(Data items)

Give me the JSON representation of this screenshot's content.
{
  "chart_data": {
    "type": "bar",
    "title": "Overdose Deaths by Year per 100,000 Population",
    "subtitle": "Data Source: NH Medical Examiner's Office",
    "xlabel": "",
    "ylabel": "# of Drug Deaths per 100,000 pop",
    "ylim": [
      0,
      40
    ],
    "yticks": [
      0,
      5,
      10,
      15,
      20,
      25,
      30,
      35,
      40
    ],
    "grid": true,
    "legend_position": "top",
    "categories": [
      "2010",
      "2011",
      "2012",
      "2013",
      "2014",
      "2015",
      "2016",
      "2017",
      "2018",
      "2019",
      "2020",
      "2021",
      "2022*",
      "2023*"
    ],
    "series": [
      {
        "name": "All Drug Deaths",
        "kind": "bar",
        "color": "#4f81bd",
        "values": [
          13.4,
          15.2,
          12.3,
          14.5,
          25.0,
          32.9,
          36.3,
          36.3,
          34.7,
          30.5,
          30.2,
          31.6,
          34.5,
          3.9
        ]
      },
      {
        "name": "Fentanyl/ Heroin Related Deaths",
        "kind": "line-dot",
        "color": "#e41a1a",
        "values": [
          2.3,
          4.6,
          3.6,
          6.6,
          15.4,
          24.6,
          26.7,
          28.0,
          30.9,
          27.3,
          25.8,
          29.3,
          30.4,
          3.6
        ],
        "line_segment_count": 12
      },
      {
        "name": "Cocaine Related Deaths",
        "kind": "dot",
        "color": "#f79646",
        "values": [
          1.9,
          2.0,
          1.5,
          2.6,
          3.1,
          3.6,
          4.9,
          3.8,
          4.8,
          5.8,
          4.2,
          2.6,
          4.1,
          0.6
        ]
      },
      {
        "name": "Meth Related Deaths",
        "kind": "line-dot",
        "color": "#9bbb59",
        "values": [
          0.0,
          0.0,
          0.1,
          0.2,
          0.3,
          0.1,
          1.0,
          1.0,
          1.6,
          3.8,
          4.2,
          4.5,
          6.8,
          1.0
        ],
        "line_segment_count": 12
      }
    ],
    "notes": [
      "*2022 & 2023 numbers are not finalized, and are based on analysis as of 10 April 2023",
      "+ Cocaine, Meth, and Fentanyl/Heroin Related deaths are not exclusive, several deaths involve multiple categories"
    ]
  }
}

What to work on: Your task is to print all of the records exactly.

Correct output:
Give me the JSON representation of this screenshot's content.
{
  "chart_data": {
    "type": "bar",
    "title": "Overdose Deaths by Year per 100,000 Population",
    "subtitle": "Data Source: NH Medical Examiner's Office",
    "xlabel": "",
    "ylabel": "# of Drug Deaths per 100,000 pop",
    "ylim": [
      0,
      40
    ],
    "yticks": [
      0,
      5,
      10,
      15,
      20,
      25,
      30,
      35,
      40
    ],
    "grid": true,
    "legend_position": "top",
    "categories": [
      "2010",
      "2011",
      "2012",
      "2013",
      "2014",
      "2015",
      "2016",
      "2017",
      "2018",
      "2019",
      "2020",
      "2021",
      "2022*",
      "2023*"
    ],
    "series": [
      {
        "name": "All Drug Deaths",
        "kind": "bar",
        "color": "#4f81bd",
        "values": [
          13.4,
          15.2,
          12.3,
          14.5,
          25.0,
          32.9,
          36.3,
          36.3,
          34.7,
          30.5,
          30.2,
          31.6,
          34.5,
          3.9
        ]
      },
      {
        "name": "Fentanyl/ Heroin Related Deaths",
        "kind": "line-dot",
        "color": "#e41a1a",
        "values": [
          2.3,
          4.6,
          3.6,
          6.6,
          15.4,
          24.6,
          26.7,
          28.0,
          30.9,
          27.3,
          25.8,
          29.3,
          30.4,
          3.6
        ],
        "line_segment_count": 12
      },
      {
        "name": "Cocaine Related Deaths",
        "kind": "dot",
        "color": "#f79646",
        "values": [
          1.9,
          2.0,
          1.5,
          2.6,
          3.1,
          3.6,
          4.9,
          3.8,
          4.8,
          5.8,
          4.2,
          2.6,
          4.1,
          0.6
        ]
      },
      {
        "name": "Meth Related Deaths",
        "kind": "line-dot",
        "color": "#9bbb59",
        "values": [
          0.0,
          0.0,
          0.1,
          0.2,
          0.3,
          0.1,
          1.0,
          1.0,
          1.6,
          3.8,
          4.2,
          4.5,
          6.8,
          1.0
        ],
        "line_segment_count": 12
      }
    ],
    "notes": [
      "*2022 & 2023 numbers are not finalized, and are based on analysis as of 10 April 2023",
      "+ Cocaine, Meth, and Fentanyl/Heroin Related deaths are not exclusive, several deaths involve multiple categories"
    ]
  }
}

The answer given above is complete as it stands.